Async Runtime

1 min read
6 sections
Edit this page

AsyncAgentRuntime provides an async interface for running agents in async Python applications like FastAPI, Starlette, and aiohttp. It supports all the same features as the synchronous runtime — parallel tool execution, hooks, graceful failure recovery, context window management, and mid-run re-planning.

Quick start

python
import asyncio
from shipit_agent import AsyncAgentRuntime
from shipit_agent.llms import OpenAIChatLLM

async def main():
    runtime = AsyncAgentRuntime(
        llm=OpenAIChatLLM(model="gpt-4o-mini"),
        prompt="You are a helpful assistant.",
    )
    state, response = await runtime.run("What is 2 + 2?")
    print(response.content)

asyncio.run(main())

Streaming events

python
async def stream_example():
    runtime = AsyncAgentRuntime(
        llm=OpenAIChatLLM(model="gpt-4o-mini"),
        prompt="You are a helpful assistant.",
    )

    async for event in runtime.stream("Search for Python news"):
        print(f"{event.type:22s} {event.message}")

Dataset entries:
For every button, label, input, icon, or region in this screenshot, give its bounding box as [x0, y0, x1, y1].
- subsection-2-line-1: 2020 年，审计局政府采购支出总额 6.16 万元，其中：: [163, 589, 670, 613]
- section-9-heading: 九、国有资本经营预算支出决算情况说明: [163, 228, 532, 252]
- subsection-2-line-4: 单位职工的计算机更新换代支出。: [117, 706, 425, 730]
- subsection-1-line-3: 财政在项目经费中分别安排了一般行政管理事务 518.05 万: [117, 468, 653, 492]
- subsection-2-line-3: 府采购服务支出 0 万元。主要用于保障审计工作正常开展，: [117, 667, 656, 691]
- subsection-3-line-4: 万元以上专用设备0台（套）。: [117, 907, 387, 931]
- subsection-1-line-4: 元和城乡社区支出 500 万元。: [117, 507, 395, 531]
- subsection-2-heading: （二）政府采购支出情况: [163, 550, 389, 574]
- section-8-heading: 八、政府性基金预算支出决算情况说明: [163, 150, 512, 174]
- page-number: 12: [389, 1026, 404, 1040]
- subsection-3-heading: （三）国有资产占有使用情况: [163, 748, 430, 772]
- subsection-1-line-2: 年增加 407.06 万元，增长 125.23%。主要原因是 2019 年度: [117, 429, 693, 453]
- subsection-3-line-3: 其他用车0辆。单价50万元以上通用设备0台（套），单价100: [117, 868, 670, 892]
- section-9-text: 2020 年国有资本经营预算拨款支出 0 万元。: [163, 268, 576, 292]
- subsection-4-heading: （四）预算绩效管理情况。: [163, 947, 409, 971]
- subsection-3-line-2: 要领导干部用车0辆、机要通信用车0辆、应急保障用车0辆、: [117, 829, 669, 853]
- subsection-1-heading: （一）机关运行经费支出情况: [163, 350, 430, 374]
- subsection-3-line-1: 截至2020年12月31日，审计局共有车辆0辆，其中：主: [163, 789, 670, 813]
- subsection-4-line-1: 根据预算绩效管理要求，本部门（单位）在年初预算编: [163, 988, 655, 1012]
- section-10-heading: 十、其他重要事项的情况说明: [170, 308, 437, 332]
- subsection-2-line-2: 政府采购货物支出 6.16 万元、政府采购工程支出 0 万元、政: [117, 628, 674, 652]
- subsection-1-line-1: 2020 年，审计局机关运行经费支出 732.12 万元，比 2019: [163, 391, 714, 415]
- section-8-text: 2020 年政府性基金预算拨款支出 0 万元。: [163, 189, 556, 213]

APPLY WHAT YOU READ:
(1) Translate this sentence from the async runtime page into Spanish: "It supports all the same features as the synchronous runtime — parallel tool execution, hooks, graceful failure recovery, context window management, and mid-run re-planning."
(2) Summarize the async runtime page in two sentences.
(3) Pick up the async runtime page after its streaming example and keep writing it.

RESULTS OF THE TASKS:
(1) Admite todas las mismas funciones que el runtime síncrono: ejecución paralela de herramientas, hooks, recuperación elegante ante fallos, gestión de la ventana de contexto y replanificación a mitad de la ejecución.

(2) AsyncAgentRuntime gives an async interface for running agents in async Python applications such as FastAPI, Starlette, and aiohttp. It offers every feature of the synchronous runtime, including parallel tool execution, hooks, graceful failure recovery, context window management, and mid-run re-planning.

(3)
FastAPI integration

python
from fastapi import FastAPI
from fastapi.responses import StreamingResponse
from shipit_agent import AsyncAgentRuntime
from shipit_agent.llms import OpenAIChatLLM
import json

app = FastAPI()

@app.post("/chat")
async def chat(prompt: str):
    runtime = AsyncAgentRuntime(
        llm=OpenAIChatLLM(model="gpt-4o-mini"),
        prompt="You are a helpful assistant.",
    )
    state, response = await runtime.run(prompt)
    return {"output": response.content}

@app.post("/chat/stream")
async def chat_stream(prompt: str):
    runtime = AsyncAgentRuntime(
        llm=OpenAIChatLLM(model="gpt-4o-mini"),
        prompt="You are a helpful assistant.",
    )

    async def event_generator():
        async for event in runtime.stream(prompt):
            yield json.dumps(event.to_dict()) + "\n"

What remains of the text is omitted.